#### Short exercise
Render each non-blank line of every item as a row in a Markdown table with the columns No. and Line, leaving out the pictures.
☆ ☆ ☆
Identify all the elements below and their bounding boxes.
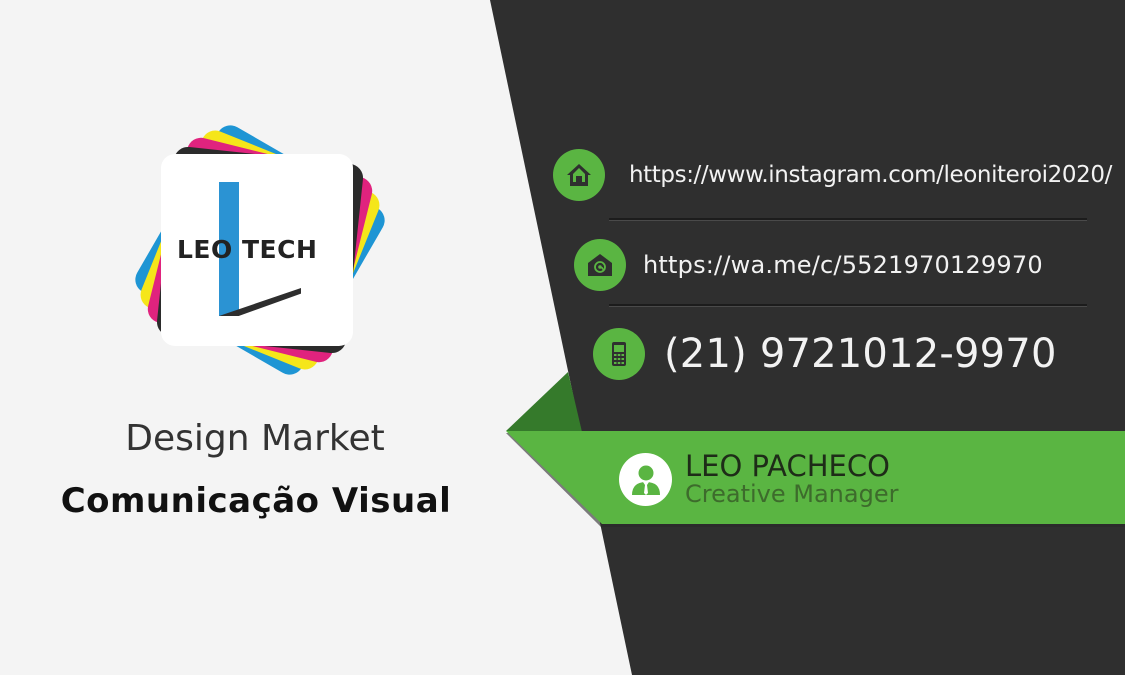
logo: LEO TECH <box>130 118 390 383</box>
divider <box>609 304 1087 307</box>
person-text: LEO PACHECO Creative Manager <box>685 449 899 508</box>
person-block: LEO PACHECO Creative Manager <box>619 452 898 506</box>
tagline: Design Market <box>125 418 385 459</box>
contact-whatsapp[interactable]: https://wa.me/c/5521970129970 <box>574 239 1043 291</box>
email-icon <box>574 239 626 291</box>
subtitle: Comunicação Visual <box>60 481 452 521</box>
logo-text: LEO TECH <box>177 235 318 264</box>
contact-instagram[interactable]: https://www.instagram.com/leoniteroi2020… <box>553 149 1112 201</box>
contact-phone[interactable]: (21) 9721012-9970 <box>593 328 1057 380</box>
logo-face: LEO TECH <box>161 154 353 346</box>
contact-whatsapp-text[interactable]: https://wa.me/c/5521970129970 <box>643 251 1043 279</box>
divider <box>609 218 1087 221</box>
contact-phone-text[interactable]: (21) 9721012-9970 <box>664 331 1057 377</box>
home-icon <box>553 149 605 201</box>
person-title: Creative Manager <box>685 480 899 508</box>
person-name: LEO PACHECO <box>685 449 890 483</box>
contact-instagram-text[interactable]: https://www.instagram.com/leoniteroi2020… <box>629 162 1112 188</box>
user-icon <box>619 452 672 506</box>
business-card: LEO TECH Design Market Comunicação Visua… <box>0 0 1125 675</box>
phone-icon <box>593 328 645 380</box>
☆ ☆ ☆
#### Response below
| No. | Line |
|---|---|
| 1 | Identify all the elements below and their bounding boxes. |
| 2 | logo: LEO TECH <box>130 118 390 383</box> |
| 3 | divider <box>609 304 1087 307</box> |
| 4 | person-text: LEO PACHECO Creative Manager <box>685 449 899 508</box> |
| 5 | person-block: LEO PACHECO Creative Manager <box>619 452 898 506</box> |
| 6 | tagline: Design Market <box>125 418 385 459</box> |
| 7 | contact-whatsapp[interactable]: https://wa.me/c/5521970129970 <box>574 239 1043 291</box> |
| 8 | email-icon <box>574 239 626 291</box> |
| 9 | subtitle: Comunicação Visual <box>60 481 452 521</box> |
| 10 | logo-text: LEO TECH <box>177 235 318 264</box> |
| 11 | contact-instagram[interactable]: https://www.instagram.com/leoniteroi2020… <box>553 149 1112 201</box> |
| 12 | contact-phone[interactable]: (21) 9721012-9970 <box>593 328 1057 380</box> |
| 13 | logo-face: LEO TECH <box>161 154 353 346</box> |
| 14 | contact-whatsapp-text[interactable]: https://wa.me/c/5521970129970 <box>643 251 1043 279</box> |
| 15 | divider <box>609 218 1087 221</box> |
| 16 | contact-phone-text[interactable]: (21) 9721012-9970 <box>664 331 1057 377</box> |
| 17 | home-icon <box>553 149 605 201</box> |
| 18 | person-title: Creative Manager <box>685 480 899 508</box> |
| 19 | person-name: LEO PACHECO <box>685 449 890 483</box> |
| 20 | contact-instagram-text[interactable]: https://www.instagram.com/leoniteroi2020… <box>629 162 1112 188</box> |
| 21 | user-icon <box>619 452 672 506</box> |
| 22 | business-card: LEO TECH Design Market Comunicação Visua… <box>0 0 1125 675</box> |
| 23 | phone-icon <box>593 328 645 380</box> |